Locate every line in the material below that has the word "ἐκεῖθεν". Copy each of those lines.

# Start of Dataset entries

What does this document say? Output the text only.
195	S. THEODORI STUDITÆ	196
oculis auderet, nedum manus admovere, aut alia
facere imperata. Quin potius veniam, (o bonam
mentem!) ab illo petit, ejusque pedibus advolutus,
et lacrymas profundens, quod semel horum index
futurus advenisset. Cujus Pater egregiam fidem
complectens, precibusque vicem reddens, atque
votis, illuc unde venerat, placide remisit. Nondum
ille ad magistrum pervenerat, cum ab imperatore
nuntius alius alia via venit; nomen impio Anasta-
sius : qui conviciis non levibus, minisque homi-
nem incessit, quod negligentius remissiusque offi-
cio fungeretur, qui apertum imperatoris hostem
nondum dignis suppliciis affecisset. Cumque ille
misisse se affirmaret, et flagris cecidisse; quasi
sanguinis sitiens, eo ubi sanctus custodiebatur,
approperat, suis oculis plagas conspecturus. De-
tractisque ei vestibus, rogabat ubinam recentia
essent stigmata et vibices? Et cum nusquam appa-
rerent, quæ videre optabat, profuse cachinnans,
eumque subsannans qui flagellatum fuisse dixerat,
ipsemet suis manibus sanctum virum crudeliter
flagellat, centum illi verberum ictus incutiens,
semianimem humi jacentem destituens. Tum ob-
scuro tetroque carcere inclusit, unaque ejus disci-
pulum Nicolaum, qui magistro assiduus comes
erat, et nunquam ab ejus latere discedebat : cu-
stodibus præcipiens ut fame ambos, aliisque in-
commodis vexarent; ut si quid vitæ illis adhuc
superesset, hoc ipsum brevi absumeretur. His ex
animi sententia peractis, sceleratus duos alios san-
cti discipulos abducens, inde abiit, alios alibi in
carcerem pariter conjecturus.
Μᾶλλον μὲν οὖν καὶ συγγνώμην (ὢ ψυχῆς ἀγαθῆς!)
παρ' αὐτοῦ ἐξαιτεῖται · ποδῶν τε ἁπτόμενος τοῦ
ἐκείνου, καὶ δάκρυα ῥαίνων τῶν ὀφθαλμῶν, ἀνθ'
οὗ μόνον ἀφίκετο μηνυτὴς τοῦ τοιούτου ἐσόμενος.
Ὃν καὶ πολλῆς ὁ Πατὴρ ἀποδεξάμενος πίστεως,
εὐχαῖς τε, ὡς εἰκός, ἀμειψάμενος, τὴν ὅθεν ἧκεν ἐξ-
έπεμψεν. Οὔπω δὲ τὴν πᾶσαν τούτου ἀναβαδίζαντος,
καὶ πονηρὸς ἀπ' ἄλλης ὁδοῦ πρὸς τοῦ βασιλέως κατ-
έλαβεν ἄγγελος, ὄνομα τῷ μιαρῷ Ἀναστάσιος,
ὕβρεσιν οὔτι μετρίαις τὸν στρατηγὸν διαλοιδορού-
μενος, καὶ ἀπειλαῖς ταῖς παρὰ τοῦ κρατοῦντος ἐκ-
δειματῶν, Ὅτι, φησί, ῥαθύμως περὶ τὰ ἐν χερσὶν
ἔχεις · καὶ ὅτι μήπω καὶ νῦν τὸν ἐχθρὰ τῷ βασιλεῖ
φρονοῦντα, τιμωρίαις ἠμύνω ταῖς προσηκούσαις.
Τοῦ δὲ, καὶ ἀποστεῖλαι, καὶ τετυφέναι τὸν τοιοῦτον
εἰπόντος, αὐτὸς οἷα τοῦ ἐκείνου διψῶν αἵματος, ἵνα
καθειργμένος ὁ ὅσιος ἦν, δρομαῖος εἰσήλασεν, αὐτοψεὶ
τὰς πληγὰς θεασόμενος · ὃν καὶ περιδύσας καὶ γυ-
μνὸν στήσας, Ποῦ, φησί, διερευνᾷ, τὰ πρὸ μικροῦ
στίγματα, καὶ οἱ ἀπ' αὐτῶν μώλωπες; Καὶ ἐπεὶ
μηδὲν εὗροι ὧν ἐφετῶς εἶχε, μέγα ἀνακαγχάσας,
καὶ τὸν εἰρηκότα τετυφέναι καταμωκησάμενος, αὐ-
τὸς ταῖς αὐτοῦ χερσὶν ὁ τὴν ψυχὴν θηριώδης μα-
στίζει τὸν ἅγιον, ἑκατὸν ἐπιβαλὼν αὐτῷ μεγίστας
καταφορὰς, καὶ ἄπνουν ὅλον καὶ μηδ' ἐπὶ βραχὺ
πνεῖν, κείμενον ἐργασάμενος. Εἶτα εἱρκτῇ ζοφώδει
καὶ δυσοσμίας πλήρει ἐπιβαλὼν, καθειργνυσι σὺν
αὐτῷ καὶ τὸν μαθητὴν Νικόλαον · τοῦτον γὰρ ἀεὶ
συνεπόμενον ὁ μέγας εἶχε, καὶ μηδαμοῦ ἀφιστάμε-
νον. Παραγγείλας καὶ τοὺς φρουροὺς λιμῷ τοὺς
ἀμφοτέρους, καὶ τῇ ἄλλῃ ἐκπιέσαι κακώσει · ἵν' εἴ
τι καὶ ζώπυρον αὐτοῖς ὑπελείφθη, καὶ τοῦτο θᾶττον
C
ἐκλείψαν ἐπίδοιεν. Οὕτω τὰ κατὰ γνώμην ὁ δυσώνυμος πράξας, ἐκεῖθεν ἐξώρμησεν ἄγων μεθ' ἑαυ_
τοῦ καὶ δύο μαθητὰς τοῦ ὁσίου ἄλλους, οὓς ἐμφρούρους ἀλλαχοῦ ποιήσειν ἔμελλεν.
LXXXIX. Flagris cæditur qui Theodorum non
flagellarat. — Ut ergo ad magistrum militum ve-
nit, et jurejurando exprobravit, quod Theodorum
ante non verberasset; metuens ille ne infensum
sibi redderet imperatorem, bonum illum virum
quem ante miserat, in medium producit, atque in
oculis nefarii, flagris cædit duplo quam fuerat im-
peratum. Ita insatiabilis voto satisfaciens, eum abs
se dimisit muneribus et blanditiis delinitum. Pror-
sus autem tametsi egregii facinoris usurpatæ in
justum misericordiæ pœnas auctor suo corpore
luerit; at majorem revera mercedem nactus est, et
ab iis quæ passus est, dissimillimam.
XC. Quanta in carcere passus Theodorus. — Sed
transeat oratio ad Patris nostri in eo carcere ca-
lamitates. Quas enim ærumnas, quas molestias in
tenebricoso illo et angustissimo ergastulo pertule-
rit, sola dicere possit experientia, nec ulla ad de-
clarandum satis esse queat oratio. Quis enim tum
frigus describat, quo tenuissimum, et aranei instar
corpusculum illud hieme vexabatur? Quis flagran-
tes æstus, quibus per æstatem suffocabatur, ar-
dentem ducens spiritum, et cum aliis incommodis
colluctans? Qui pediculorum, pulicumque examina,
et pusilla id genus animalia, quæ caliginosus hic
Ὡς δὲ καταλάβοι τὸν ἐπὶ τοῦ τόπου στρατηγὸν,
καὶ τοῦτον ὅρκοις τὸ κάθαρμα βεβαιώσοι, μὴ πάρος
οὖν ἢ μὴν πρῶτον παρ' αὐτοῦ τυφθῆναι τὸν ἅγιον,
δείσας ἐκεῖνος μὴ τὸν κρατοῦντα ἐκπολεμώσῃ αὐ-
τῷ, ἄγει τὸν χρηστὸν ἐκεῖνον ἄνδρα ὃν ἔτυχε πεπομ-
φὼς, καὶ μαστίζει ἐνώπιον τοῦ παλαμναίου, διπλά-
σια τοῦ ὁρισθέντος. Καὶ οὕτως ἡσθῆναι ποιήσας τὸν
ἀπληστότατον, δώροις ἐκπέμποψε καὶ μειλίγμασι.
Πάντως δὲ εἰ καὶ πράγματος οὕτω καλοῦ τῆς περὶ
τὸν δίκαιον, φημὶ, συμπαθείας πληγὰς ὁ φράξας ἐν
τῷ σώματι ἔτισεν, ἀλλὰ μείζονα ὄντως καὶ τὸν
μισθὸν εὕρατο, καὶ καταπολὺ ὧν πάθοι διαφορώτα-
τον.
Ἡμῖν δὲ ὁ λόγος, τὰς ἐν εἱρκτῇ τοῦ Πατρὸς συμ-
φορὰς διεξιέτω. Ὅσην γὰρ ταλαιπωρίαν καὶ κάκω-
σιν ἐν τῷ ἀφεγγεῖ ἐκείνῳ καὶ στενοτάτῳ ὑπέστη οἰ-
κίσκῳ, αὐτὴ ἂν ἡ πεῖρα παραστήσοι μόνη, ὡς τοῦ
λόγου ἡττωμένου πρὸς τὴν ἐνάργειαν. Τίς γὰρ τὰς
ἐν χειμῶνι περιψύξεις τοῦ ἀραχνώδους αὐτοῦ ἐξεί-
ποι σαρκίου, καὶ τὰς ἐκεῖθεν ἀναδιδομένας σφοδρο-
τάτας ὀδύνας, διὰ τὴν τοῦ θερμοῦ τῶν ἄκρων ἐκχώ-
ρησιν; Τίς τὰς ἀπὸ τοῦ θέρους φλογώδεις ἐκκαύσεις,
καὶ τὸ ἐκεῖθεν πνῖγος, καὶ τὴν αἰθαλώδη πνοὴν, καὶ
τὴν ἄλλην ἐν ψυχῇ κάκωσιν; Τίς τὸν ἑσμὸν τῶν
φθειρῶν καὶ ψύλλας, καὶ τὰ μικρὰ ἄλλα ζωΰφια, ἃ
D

# End of Dataset entries

• _Result for this task_:
ἐκλείψαν ἐπίδοιεν. Οὕτω τὰ κατὰ γνώμην ὁ δυσώνυμος πράξας, ἐκεῖθεν ἐξώρμησεν ἄγων μεθ' ἑαυ_
ποι σαρκίου, καὶ τὰς ἐκεῖθεν ἀναδιδομένας σφοδρο-
καὶ τὸ ἐκεῖθεν πνῖγος, καὶ τὴν αἰθαλώδη πνοὴν, καὶ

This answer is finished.